** Start of LISTING **

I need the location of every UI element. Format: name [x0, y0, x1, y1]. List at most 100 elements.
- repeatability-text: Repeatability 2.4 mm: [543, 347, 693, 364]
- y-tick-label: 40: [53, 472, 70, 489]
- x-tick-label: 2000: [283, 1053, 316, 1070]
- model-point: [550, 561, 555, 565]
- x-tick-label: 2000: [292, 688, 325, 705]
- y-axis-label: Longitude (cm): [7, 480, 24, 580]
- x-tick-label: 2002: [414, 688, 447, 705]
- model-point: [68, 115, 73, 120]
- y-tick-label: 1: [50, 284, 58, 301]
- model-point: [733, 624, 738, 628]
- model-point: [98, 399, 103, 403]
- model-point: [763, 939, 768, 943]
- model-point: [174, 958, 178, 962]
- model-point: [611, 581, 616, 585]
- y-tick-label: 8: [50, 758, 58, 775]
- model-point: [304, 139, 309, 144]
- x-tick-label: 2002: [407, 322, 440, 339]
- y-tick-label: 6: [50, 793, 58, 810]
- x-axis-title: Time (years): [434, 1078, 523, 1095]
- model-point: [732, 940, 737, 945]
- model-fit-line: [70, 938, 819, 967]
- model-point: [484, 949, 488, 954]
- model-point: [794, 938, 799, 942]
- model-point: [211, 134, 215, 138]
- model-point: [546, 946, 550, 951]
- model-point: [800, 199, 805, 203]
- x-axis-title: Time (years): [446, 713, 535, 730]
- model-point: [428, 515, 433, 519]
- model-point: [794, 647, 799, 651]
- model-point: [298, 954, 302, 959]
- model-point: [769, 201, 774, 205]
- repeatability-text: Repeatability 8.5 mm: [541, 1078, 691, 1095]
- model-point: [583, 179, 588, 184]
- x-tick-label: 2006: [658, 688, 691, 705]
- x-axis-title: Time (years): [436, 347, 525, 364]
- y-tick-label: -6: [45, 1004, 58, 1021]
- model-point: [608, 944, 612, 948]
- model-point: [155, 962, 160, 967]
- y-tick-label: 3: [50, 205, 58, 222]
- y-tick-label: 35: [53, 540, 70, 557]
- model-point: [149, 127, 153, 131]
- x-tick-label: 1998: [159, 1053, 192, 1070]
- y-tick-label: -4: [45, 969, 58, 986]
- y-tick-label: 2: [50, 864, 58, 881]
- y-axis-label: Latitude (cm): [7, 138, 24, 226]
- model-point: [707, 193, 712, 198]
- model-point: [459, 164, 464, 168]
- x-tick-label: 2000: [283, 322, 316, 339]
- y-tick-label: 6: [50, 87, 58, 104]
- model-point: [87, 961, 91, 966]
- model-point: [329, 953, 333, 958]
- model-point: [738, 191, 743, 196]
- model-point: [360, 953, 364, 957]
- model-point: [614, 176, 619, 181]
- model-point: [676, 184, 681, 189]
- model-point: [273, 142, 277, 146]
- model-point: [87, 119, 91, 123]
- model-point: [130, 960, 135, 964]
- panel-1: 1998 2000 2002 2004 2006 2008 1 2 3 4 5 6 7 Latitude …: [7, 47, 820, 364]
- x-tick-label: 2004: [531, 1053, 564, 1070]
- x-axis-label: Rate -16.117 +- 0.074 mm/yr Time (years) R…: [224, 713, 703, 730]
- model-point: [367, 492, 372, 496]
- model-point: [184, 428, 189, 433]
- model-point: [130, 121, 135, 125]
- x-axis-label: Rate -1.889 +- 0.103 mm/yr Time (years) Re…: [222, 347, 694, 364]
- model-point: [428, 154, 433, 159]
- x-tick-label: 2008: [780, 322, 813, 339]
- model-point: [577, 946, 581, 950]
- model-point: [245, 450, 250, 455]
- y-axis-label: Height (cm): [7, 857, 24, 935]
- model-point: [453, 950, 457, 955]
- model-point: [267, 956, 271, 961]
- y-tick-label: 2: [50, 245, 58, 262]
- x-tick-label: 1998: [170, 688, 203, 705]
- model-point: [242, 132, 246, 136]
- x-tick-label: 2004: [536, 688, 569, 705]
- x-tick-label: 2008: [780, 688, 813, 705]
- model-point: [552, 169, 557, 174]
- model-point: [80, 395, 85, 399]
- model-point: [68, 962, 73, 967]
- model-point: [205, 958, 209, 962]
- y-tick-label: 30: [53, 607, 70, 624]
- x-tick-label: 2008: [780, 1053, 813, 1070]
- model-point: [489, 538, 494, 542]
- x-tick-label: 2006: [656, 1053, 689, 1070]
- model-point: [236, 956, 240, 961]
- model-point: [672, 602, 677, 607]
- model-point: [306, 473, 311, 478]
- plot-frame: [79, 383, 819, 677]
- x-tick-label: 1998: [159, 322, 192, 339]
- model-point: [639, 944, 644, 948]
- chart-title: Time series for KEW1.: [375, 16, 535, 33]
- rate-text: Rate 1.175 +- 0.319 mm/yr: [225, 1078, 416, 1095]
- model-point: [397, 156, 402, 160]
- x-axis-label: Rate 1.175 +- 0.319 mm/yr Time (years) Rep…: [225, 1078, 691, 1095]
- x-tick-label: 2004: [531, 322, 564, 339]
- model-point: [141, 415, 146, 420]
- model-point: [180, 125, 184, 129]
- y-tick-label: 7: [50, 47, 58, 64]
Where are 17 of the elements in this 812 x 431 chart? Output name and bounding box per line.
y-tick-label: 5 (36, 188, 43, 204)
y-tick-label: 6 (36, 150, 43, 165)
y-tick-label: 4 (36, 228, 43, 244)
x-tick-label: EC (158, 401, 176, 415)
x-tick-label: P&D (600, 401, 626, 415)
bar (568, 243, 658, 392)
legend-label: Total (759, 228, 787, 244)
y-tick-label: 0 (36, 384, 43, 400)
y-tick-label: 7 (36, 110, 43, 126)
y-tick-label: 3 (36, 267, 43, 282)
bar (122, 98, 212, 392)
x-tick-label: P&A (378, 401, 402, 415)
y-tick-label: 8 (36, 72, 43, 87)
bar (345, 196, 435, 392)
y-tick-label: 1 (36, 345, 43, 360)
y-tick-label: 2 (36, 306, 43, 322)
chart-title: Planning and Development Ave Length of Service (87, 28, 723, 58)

** End of LISTING **

* [DO THIS]: Turn the entries into a Markdown table with the columns "Number" and "Line", starting at the first line of the entries and stopping after the line that contains "- model-point: [459, 164, 464, 168]". Leave out blank lines.

* [ANSWER TO THIS TASK]:
| Number | Line |
|---|---|
| 1 | I need the location of every UI element. Format: name [x0, y0, x1, y1]. List at most 100 elements. |
| 2 | - repeatability-text: Repeatability 2.4 mm: [543, 347, 693, 364] |
| 3 | - y-tick-label: 40: [53, 472, 70, 489] |
| 4 | - x-tick-label: 2000: [283, 1053, 316, 1070] |
| 5 | - model-point: [550, 561, 555, 565] |
| 6 | - x-tick-label: 2000: [292, 688, 325, 705] |
| 7 | - y-axis-label: Longitude (cm): [7, 480, 24, 580] |
| 8 | - x-tick-label: 2002: [414, 688, 447, 705] |
| 9 | - model-point: [68, 115, 73, 120] |
| 10 | - y-tick-label: 1: [50, 284, 58, 301] |
| 11 | - model-point: [733, 624, 738, 628] |
| 12 | - model-point: [98, 399, 103, 403] |
| 13 | - model-point: [763, 939, 768, 943] |
| 14 | - model-point: [174, 958, 178, 962] |
| 15 | - model-point: [611, 581, 616, 585] |
| 16 | - y-tick-label: 8: [50, 758, 58, 775] |
| 17 | - model-point: [304, 139, 309, 144] |
| 18 | - x-tick-label: 2002: [407, 322, 440, 339] |
| 19 | - y-tick-label: 6: [50, 793, 58, 810] |
| 20 | - x-axis-title: Time (years): [434, 1078, 523, 1095] |
| 21 | - model-point: [732, 940, 737, 945] |
| 22 | - model-fit-line: [70, 938, 819, 967] |
| 23 | - model-point: [484, 949, 488, 954] |
| 24 | - model-point: [794, 938, 799, 942] |
| 25 | - model-point: [211, 134, 215, 138] |
| 26 | - model-point: [546, 946, 550, 951] |
| 27 | - model-point: [800, 199, 805, 203] |
| 28 | - x-axis-title: Time (years): [446, 713, 535, 730] |
| 29 | - model-point: [428, 515, 433, 519] |
| 30 | - model-point: [794, 647, 799, 651] |
| 31 | - model-point: [298, 954, 302, 959] |
| 32 | - model-point: [769, 201, 774, 205] |
| 33 | - repeatability-text: Repeatability 8.5 mm: [541, 1078, 691, 1095] |
| 34 | - model-point: [583, 179, 588, 184] |
| 35 | - x-tick-label: 2006: [658, 688, 691, 705] |
| 36 | - x-axis-title: Time (years): [436, 347, 525, 364] |
| 37 | - y-tick-label: -6: [45, 1004, 58, 1021] |
| 38 | - model-point: [608, 944, 612, 948] |
| 39 | - model-point: [155, 962, 160, 967] |
| 40 | - y-tick-label: 3: [50, 205, 58, 222] |
| 41 | - y-tick-label: 35: [53, 540, 70, 557] |
| 42 | - model-point: [149, 127, 153, 131] |
| 43 | - x-tick-label: 1998: [159, 1053, 192, 1070] |
| 44 | - y-tick-label: -4: [45, 969, 58, 986] |
| 45 | - y-tick-label: 2: [50, 864, 58, 881] |
| 46 | - y-axis-label: Latitude (cm): [7, 138, 24, 226] |
| 47 | - model-point: [707, 193, 712, 198] |
| 48 | - model-point: [459, 164, 464, 168] |